OBJECTIVE:
Reproduce the full listing below unchanged, apart from the pictures.

________________

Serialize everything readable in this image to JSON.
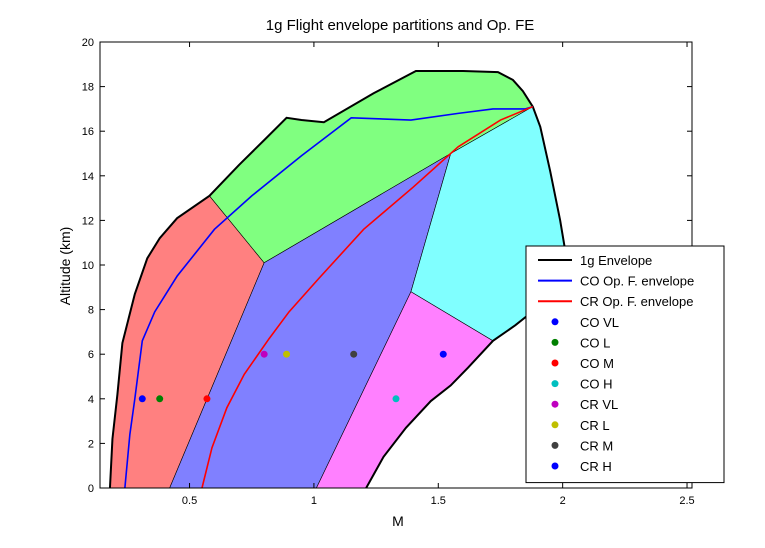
{
  "chart_data": {
    "type": "area",
    "title": "1g Flight envelope partitions and Op. FE",
    "xlabel": "M",
    "ylabel": "Altitude (km)",
    "xlim": [
      0.14,
      2.52
    ],
    "ylim": [
      0,
      20
    ],
    "xticks": [
      0.5,
      1,
      1.5,
      2,
      2.5
    ],
    "yticks": [
      0,
      2,
      4,
      6,
      8,
      10,
      12,
      14,
      16,
      18,
      20
    ],
    "xtick_labels": [
      "0.5",
      "1",
      "1.5",
      "2",
      "2.5"
    ],
    "ytick_labels": [
      "0",
      "2",
      "4",
      "6",
      "8",
      "10",
      "12",
      "14",
      "16",
      "18",
      "20"
    ],
    "grid": false,
    "legend_position": "lower-right",
    "regions": [
      {
        "color": "#ff8080",
        "points": [
          [
            0.18,
            0
          ],
          [
            0.19,
            2.2
          ],
          [
            0.21,
            4.2
          ],
          [
            0.23,
            6.5
          ],
          [
            0.28,
            8.7
          ],
          [
            0.33,
            10.3
          ],
          [
            0.38,
            11.2
          ],
          [
            0.45,
            12.1
          ],
          [
            0.58,
            13.1
          ],
          [
            0.8,
            10.1
          ],
          [
            0.42,
            0
          ]
        ]
      },
      {
        "color": "#80ff80",
        "points": [
          [
            0.58,
            13.1
          ],
          [
            0.7,
            14.5
          ],
          [
            0.8,
            15.6
          ],
          [
            0.89,
            16.6
          ],
          [
            0.95,
            16.5
          ],
          [
            1.04,
            16.4
          ],
          [
            1.24,
            17.7
          ],
          [
            1.41,
            18.7
          ],
          [
            1.6,
            18.7
          ],
          [
            1.74,
            18.65
          ],
          [
            1.8,
            18.3
          ],
          [
            1.84,
            17.8
          ],
          [
            1.88,
            17.1
          ],
          [
            1.55,
            15.0
          ],
          [
            0.8,
            10.1
          ]
        ]
      },
      {
        "color": "#8080ff",
        "points": [
          [
            0.42,
            0
          ],
          [
            0.8,
            10.1
          ],
          [
            1.55,
            15.0
          ],
          [
            1.39,
            8.8
          ],
          [
            1.01,
            0
          ]
        ]
      },
      {
        "color": "#80ffff",
        "points": [
          [
            1.55,
            15.0
          ],
          [
            1.88,
            17.1
          ],
          [
            1.91,
            16.2
          ],
          [
            1.95,
            14.2
          ],
          [
            1.99,
            12.0
          ],
          [
            2.02,
            10.0
          ],
          [
            2.0,
            9.1
          ],
          [
            1.9,
            8.1
          ],
          [
            1.81,
            7.3
          ],
          [
            1.72,
            6.6
          ],
          [
            1.39,
            8.8
          ]
        ]
      },
      {
        "color": "#ff80ff",
        "points": [
          [
            1.01,
            0
          ],
          [
            1.39,
            8.8
          ],
          [
            1.72,
            6.6
          ],
          [
            1.62,
            5.4
          ],
          [
            1.55,
            4.6
          ],
          [
            1.47,
            3.9
          ],
          [
            1.37,
            2.7
          ],
          [
            1.28,
            1.4
          ],
          [
            1.21,
            0
          ]
        ]
      }
    ],
    "series": [
      {
        "name": "1g Envelope",
        "color": "#000000",
        "x": [
          0.18,
          0.19,
          0.21,
          0.23,
          0.28,
          0.33,
          0.38,
          0.45,
          0.58,
          0.7,
          0.8,
          0.89,
          0.95,
          1.04,
          1.24,
          1.41,
          1.6,
          1.74,
          1.8,
          1.84,
          1.88,
          1.91,
          1.95,
          1.99,
          2.02,
          2.0,
          1.9,
          1.81,
          1.72,
          1.62,
          1.55,
          1.47,
          1.37,
          1.28,
          1.21
        ],
        "y": [
          0,
          2.2,
          4.2,
          6.5,
          8.7,
          10.3,
          11.2,
          12.1,
          13.1,
          14.5,
          15.6,
          16.6,
          16.5,
          16.4,
          17.7,
          18.7,
          18.7,
          18.65,
          18.3,
          17.8,
          17.1,
          16.2,
          14.2,
          12.0,
          10.0,
          9.1,
          8.1,
          7.3,
          6.6,
          5.4,
          4.6,
          3.9,
          2.7,
          1.4,
          0
        ]
      },
      {
        "name": "CO Op. F. envelope",
        "color": "#0000ff",
        "x": [
          0.24,
          0.26,
          0.28,
          0.31,
          0.36,
          0.45,
          0.6,
          0.75,
          0.95,
          1.15,
          1.39,
          1.58,
          1.72,
          1.8,
          1.85,
          1.88
        ],
        "y": [
          0,
          2.4,
          4.0,
          6.6,
          7.9,
          9.5,
          11.6,
          13.1,
          14.9,
          16.6,
          16.5,
          16.8,
          17.0,
          17.0,
          17.0,
          17.1
        ]
      },
      {
        "name": "CR Op. F. envelope",
        "color": "#ff0000",
        "x": [
          0.55,
          0.59,
          0.65,
          0.72,
          0.82,
          0.9,
          1.02,
          1.2,
          1.4,
          1.58,
          1.75,
          1.88
        ],
        "y": [
          0,
          1.8,
          3.6,
          5.1,
          6.7,
          7.9,
          9.4,
          11.6,
          13.5,
          15.3,
          16.5,
          17.1
        ]
      }
    ],
    "points": [
      {
        "name": "CO VL",
        "color": "#0000ff",
        "x": 0.31,
        "y": 4
      },
      {
        "name": "CO L",
        "color": "#008000",
        "x": 0.38,
        "y": 4
      },
      {
        "name": "CO M",
        "color": "#ff0000",
        "x": 0.57,
        "y": 4
      },
      {
        "name": "CO H",
        "color": "#00bfbf",
        "x": 1.33,
        "y": 4
      },
      {
        "name": "CR VL",
        "color": "#bf00bf",
        "x": 0.8,
        "y": 6
      },
      {
        "name": "CR L",
        "color": "#bfbf00",
        "x": 0.89,
        "y": 6
      },
      {
        "name": "CR M",
        "color": "#404040",
        "x": 1.16,
        "y": 6
      },
      {
        "name": "CR H",
        "color": "#0000ff",
        "x": 1.52,
        "y": 6
      }
    ]
  }
}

________________

EXERCISE OUTPUT:
Serialize everything readable in this image to JSON.
{
  "chart_data": {
    "type": "area",
    "title": "1g Flight envelope partitions and Op. FE",
    "xlabel": "M",
    "ylabel": "Altitude (km)",
    "xlim": [
      0.14,
      2.52
    ],
    "ylim": [
      0,
      20
    ],
    "xticks": [
      0.5,
      1,
      1.5,
      2,
      2.5
    ],
    "yticks": [
      0,
      2,
      4,
      6,
      8,
      10,
      12,
      14,
      16,
      18,
      20
    ],
    "xtick_labels": [
      "0.5",
      "1",
      "1.5",
      "2",
      "2.5"
    ],
    "ytick_labels": [
      "0",
      "2",
      "4",
      "6",
      "8",
      "10",
      "12",
      "14",
      "16",
      "18",
      "20"
    ],
    "grid": false,
    "legend_position": "lower-right",
    "regions": [
      {
        "color": "#ff8080",
        "points": [
          [
            0.18,
            0
          ],
          [
            0.19,
            2.2
          ],
          [
            0.21,
            4.2
          ],
          [
            0.23,
            6.5
          ],
          [
            0.28,
            8.7
          ],
          [
            0.33,
            10.3
          ],
          [
            0.38,
            11.2
          ],
          [
            0.45,
            12.1
          ],
          [
            0.58,
            13.1
          ],
          [
            0.8,
            10.1
          ],
          [
            0.42,
            0
          ]
        ]
      },
      {
        "color": "#80ff80",
        "points": [
          [
            0.58,
            13.1
          ],
          [
            0.7,
            14.5
          ],
          [
            0.8,
            15.6
          ],
          [
            0.89,
            16.6
          ],
          [
            0.95,
            16.5
          ],
          [
            1.04,
            16.4
          ],
          [
            1.24,
            17.7
          ],
          [
            1.41,
            18.7
          ],
          [
            1.6,
            18.7
          ],
          [
            1.74,
            18.65
          ],
          [
            1.8,
            18.3
          ],
          [
            1.84,
            17.8
          ],
          [
            1.88,
            17.1
          ],
          [
            1.55,
            15.0
          ],
          [
            0.8,
            10.1
          ]
        ]
      },
      {
        "color": "#8080ff",
        "points": [
          [
            0.42,
            0
          ],
          [
            0.8,
            10.1
          ],
          [
            1.55,
            15.0
          ],
          [
            1.39,
            8.8
          ],
          [
            1.01,
            0
          ]
        ]
      },
      {
        "color": "#80ffff",
        "points": [
          [
            1.55,
            15.0
          ],
          [
            1.88,
            17.1
          ],
          [
            1.91,
            16.2
          ],
          [
            1.95,
            14.2
          ],
          [
            1.99,
            12.0
          ],
          [
            2.02,
            10.0
          ],
          [
            2.0,
            9.1
          ],
          [
            1.9,
            8.1
          ],
          [
            1.81,
            7.3
          ],
          [
            1.72,
            6.6
          ],
          [
            1.39,
            8.8
          ]
        ]
      },
      {
        "color": "#ff80ff",
        "points": [
          [
            1.01,
            0
          ],
          [
            1.39,
            8.8
          ],
          [
            1.72,
            6.6
          ],
          [
            1.62,
            5.4
          ],
          [
            1.55,
            4.6
          ],
          [
            1.47,
            3.9
          ],
          [
            1.37,
            2.7
          ],
          [
            1.28,
            1.4
          ],
          [
            1.21,
            0
          ]
        ]
      }
    ],
    "series": [
      {
        "name": "1g Envelope",
        "color": "#000000",
        "x": [
          0.18,
          0.19,
          0.21,
          0.23,
          0.28,
          0.33,
          0.38,
          0.45,
          0.58,
          0.7,
          0.8,
          0.89,
          0.95,
          1.04,
          1.24,
          1.41,
          1.6,
          1.74,
          1.8,
          1.84,
          1.88,
          1.91,
          1.95,
          1.99,
          2.02,
          2.0,
          1.9,
          1.81,
          1.72,
          1.62,
          1.55,
          1.47,
          1.37,
          1.28,
          1.21
        ],
        "y": [
          0,
          2.2,
          4.2,
          6.5,
          8.7,
          10.3,
          11.2,
          12.1,
          13.1,
          14.5,
          15.6,
          16.6,
          16.5,
          16.4,
          17.7,
          18.7,
          18.7,
          18.65,
          18.3,
          17.8,
          17.1,
          16.2,
          14.2,
          12.0,
          10.0,
          9.1,
          8.1,
          7.3,
          6.6,
          5.4,
          4.6,
          3.9,
          2.7,
          1.4,
          0
        ]
      },
      {
        "name": "CO Op. F. envelope",
        "color": "#0000ff",
        "x": [
          0.24,
          0.26,
          0.28,
          0.31,
          0.36,
          0.45,
          0.6,
          0.75,
          0.95,
          1.15,
          1.39,
          1.58,
          1.72,
          1.8,
          1.85,
          1.88
        ],
        "y": [
          0,
          2.4,
          4.0,
          6.6,
          7.9,
          9.5,
          11.6,
          13.1,
          14.9,
          16.6,
          16.5,
          16.8,
          17.0,
          17.0,
          17.0,
          17.1
        ]
      },
      {
        "name": "CR Op. F. envelope",
        "color": "#ff0000",
        "x": [
          0.55,
          0.59,
          0.65,
          0.72,
          0.82,
          0.9,
          1.02,
          1.2,
          1.4,
          1.58,
          1.75,
          1.88
        ],
        "y": [
          0,
          1.8,
          3.6,
          5.1,
          6.7,
          7.9,
          9.4,
          11.6,
          13.5,
          15.3,
          16.5,
          17.1
        ]
      }
    ],
    "points": [
      {
        "name": "CO VL",
        "color": "#0000ff",
        "x": 0.31,
        "y": 4
      },
      {
        "name": "CO L",
        "color": "#008000",
        "x": 0.38,
        "y": 4
      },
      {
        "name": "CO M",
        "color": "#ff0000",
        "x": 0.57,
        "y": 4
      },
      {
        "name": "CO H",
        "color": "#00bfbf",
        "x": 1.33,
        "y": 4
      },
      {
        "name": "CR VL",
        "color": "#bf00bf",
        "x": 0.8,
        "y": 6
      },
      {
        "name": "CR L",
        "color": "#bfbf00",
        "x": 0.89,
        "y": 6
      },
      {
        "name": "CR M",
        "color": "#404040",
        "x": 1.16,
        "y": 6
      },
      {
        "name": "CR H",
        "color": "#0000ff",
        "x": 1.52,
        "y": 6
      }
    ]
  }
}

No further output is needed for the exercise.